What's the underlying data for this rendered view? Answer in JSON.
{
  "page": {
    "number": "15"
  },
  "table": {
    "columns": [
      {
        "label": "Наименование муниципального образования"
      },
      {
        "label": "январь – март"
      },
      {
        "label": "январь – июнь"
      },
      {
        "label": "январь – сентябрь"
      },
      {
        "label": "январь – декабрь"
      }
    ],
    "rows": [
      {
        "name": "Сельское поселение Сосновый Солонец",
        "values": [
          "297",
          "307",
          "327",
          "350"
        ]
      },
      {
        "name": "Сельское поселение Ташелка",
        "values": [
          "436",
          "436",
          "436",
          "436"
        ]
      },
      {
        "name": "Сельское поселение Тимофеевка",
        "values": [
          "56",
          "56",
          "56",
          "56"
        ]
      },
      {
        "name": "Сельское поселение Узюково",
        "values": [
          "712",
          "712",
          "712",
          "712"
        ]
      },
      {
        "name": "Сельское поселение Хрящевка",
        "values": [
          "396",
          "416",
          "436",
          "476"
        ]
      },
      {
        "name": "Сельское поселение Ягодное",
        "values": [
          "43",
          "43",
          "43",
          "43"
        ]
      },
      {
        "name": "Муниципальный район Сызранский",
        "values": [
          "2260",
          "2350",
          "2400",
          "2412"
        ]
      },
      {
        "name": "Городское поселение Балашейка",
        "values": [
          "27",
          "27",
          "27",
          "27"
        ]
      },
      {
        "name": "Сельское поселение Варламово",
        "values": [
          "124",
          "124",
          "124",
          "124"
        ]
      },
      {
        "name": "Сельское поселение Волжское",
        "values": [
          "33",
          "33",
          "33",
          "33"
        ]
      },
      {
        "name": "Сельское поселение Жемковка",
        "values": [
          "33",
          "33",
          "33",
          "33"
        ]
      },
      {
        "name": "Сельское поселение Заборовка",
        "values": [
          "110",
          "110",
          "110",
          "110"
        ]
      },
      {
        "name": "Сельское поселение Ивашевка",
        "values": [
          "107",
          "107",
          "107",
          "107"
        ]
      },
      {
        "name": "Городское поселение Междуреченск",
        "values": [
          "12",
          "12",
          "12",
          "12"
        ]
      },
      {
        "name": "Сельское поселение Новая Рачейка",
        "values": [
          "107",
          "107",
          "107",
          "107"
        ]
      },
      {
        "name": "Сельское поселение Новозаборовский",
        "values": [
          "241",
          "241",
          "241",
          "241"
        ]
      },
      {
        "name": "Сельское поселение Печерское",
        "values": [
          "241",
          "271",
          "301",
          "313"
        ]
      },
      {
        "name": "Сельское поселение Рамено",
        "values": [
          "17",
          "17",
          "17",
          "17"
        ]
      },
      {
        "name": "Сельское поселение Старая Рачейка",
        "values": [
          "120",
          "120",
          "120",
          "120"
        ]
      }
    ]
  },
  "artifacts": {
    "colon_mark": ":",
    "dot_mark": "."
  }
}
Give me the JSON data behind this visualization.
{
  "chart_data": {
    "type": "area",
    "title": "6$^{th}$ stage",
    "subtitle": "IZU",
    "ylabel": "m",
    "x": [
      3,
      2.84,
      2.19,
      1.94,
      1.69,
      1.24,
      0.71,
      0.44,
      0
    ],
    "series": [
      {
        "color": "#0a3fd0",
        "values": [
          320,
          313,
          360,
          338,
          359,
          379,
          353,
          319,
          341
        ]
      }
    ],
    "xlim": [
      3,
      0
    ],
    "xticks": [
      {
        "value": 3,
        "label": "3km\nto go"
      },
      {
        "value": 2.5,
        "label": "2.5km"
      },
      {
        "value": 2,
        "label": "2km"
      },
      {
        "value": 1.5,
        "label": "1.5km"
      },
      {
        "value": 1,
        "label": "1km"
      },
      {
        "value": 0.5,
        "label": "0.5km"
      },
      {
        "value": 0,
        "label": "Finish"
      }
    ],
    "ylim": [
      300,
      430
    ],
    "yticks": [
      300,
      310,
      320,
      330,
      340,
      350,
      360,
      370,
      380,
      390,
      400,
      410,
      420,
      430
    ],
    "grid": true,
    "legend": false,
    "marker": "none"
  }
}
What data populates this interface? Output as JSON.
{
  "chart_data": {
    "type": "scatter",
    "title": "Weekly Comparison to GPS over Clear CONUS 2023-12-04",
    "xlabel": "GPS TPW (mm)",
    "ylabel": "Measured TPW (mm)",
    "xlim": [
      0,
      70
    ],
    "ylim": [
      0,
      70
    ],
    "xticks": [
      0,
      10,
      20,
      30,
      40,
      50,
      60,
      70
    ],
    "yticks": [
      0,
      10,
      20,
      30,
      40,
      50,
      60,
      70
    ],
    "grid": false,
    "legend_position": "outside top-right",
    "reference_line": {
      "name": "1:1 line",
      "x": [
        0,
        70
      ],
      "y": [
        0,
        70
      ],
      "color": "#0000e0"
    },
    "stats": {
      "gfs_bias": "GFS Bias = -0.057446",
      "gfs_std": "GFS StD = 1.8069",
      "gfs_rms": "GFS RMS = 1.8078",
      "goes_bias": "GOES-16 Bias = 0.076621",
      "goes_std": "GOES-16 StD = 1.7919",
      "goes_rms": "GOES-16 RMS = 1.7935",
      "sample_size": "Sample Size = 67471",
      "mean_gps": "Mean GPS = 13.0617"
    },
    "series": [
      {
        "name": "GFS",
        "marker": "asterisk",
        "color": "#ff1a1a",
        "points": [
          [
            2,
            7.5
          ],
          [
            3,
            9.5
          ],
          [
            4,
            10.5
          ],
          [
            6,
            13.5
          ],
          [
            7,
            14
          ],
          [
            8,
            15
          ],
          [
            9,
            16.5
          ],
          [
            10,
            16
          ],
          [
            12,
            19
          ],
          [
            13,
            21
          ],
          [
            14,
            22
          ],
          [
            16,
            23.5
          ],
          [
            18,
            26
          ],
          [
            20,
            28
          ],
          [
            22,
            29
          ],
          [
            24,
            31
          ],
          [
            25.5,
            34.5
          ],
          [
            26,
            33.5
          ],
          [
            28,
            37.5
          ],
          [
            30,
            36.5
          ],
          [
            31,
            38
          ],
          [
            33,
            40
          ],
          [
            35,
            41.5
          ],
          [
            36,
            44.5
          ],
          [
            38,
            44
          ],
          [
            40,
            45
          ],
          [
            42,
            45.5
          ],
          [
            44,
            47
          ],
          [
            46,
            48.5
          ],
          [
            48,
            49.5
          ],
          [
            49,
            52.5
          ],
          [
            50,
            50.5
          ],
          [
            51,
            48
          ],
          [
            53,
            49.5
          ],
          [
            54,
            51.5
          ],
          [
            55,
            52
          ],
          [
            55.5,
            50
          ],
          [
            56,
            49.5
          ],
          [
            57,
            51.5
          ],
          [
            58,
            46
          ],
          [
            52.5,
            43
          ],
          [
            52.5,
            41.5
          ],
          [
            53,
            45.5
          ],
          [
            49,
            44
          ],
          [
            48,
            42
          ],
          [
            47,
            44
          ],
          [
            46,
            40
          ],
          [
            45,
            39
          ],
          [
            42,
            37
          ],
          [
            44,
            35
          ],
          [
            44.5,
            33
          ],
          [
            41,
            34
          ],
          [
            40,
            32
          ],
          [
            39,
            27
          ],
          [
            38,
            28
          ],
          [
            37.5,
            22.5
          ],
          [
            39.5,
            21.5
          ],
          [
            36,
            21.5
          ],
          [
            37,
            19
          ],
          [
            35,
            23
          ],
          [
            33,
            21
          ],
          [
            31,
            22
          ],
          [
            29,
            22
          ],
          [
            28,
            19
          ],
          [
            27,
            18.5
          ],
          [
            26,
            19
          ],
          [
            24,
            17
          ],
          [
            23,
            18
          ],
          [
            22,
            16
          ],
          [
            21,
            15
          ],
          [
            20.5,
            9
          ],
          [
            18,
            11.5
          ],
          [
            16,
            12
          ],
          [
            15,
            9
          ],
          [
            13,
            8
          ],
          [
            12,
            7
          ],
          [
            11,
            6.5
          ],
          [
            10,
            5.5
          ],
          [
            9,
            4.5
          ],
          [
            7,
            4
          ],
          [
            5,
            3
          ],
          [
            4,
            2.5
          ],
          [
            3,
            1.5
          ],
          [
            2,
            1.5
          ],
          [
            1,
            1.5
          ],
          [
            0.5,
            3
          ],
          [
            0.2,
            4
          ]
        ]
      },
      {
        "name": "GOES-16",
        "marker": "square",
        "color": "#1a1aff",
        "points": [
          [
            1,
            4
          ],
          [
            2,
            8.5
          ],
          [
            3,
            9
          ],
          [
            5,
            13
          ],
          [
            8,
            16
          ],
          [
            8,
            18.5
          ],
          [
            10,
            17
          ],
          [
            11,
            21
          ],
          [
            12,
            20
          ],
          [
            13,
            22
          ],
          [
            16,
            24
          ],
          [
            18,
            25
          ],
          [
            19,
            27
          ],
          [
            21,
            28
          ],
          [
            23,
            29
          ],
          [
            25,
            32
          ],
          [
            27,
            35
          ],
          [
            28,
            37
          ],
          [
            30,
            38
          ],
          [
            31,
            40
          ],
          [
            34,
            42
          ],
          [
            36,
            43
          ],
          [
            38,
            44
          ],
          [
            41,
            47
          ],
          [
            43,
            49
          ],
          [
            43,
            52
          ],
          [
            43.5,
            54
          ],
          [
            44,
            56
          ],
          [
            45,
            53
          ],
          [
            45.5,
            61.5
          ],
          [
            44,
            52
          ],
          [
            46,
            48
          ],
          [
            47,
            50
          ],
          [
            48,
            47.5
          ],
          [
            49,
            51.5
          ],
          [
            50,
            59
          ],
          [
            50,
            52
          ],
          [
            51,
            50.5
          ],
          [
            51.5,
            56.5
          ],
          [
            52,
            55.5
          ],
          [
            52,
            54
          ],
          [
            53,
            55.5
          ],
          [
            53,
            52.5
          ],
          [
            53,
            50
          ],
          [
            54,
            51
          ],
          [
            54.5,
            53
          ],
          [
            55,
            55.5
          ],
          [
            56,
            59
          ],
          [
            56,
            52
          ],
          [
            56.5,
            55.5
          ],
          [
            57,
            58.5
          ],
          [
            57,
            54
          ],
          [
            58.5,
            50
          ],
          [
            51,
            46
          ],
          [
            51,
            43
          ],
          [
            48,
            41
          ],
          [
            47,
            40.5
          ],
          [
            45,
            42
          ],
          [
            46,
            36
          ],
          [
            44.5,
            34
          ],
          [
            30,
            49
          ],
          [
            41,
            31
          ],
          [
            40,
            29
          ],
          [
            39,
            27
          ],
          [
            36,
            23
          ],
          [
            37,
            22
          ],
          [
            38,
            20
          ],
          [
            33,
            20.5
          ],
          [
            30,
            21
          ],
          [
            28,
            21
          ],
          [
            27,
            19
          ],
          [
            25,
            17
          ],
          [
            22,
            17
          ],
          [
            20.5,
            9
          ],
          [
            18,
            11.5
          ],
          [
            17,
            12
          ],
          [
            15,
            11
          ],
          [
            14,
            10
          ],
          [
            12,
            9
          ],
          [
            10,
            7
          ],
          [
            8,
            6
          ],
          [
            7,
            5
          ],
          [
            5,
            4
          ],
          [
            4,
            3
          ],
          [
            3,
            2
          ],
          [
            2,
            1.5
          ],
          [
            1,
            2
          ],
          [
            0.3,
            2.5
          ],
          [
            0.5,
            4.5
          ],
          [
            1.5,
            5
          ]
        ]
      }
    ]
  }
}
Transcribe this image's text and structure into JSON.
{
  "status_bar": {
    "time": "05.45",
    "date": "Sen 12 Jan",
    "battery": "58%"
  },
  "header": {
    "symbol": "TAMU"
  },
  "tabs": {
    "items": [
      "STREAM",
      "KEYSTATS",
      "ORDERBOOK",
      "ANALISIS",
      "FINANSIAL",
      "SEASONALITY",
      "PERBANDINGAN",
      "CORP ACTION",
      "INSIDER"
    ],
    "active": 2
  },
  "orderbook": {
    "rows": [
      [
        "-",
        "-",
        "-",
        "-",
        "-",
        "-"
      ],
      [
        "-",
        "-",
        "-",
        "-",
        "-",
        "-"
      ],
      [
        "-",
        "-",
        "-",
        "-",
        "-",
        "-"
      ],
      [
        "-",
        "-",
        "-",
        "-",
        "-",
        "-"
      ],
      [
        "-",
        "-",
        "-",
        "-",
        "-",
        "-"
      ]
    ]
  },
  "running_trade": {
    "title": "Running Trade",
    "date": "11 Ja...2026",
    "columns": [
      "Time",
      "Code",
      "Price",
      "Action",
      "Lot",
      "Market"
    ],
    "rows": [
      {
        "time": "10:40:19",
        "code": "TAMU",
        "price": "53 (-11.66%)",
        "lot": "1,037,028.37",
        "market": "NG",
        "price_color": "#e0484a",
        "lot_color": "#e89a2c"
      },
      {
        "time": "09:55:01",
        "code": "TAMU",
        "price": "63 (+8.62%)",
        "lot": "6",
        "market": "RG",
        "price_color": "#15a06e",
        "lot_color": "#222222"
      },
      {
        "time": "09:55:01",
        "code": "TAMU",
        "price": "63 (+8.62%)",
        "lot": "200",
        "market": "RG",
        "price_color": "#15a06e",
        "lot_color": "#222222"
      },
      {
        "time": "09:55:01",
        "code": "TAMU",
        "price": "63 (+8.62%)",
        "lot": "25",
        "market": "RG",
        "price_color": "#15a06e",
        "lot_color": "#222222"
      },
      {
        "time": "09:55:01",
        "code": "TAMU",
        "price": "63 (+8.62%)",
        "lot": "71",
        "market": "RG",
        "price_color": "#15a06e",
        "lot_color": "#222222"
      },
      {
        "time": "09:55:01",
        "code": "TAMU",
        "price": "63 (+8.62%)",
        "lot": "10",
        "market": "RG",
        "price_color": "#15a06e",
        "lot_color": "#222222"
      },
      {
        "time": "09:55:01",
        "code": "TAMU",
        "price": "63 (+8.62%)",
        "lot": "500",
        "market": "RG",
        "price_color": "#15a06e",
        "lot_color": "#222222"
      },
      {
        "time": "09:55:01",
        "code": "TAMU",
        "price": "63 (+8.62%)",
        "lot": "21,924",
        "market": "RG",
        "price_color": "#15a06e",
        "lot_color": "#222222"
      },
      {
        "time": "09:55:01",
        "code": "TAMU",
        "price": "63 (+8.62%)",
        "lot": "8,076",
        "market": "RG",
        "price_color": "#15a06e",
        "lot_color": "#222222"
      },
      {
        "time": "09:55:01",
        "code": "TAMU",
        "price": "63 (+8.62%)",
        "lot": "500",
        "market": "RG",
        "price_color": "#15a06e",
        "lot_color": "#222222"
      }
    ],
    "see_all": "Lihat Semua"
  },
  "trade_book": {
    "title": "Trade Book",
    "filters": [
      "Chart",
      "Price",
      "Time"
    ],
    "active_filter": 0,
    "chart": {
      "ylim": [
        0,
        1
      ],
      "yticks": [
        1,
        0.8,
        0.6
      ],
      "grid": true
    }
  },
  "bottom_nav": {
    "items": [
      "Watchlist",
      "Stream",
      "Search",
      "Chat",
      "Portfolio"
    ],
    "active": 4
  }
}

PROMPT: Using the listing above, say how many of its lines contain the string "What", giving nothing but the figure.

ANSWER TO THIS PROBLEM: 2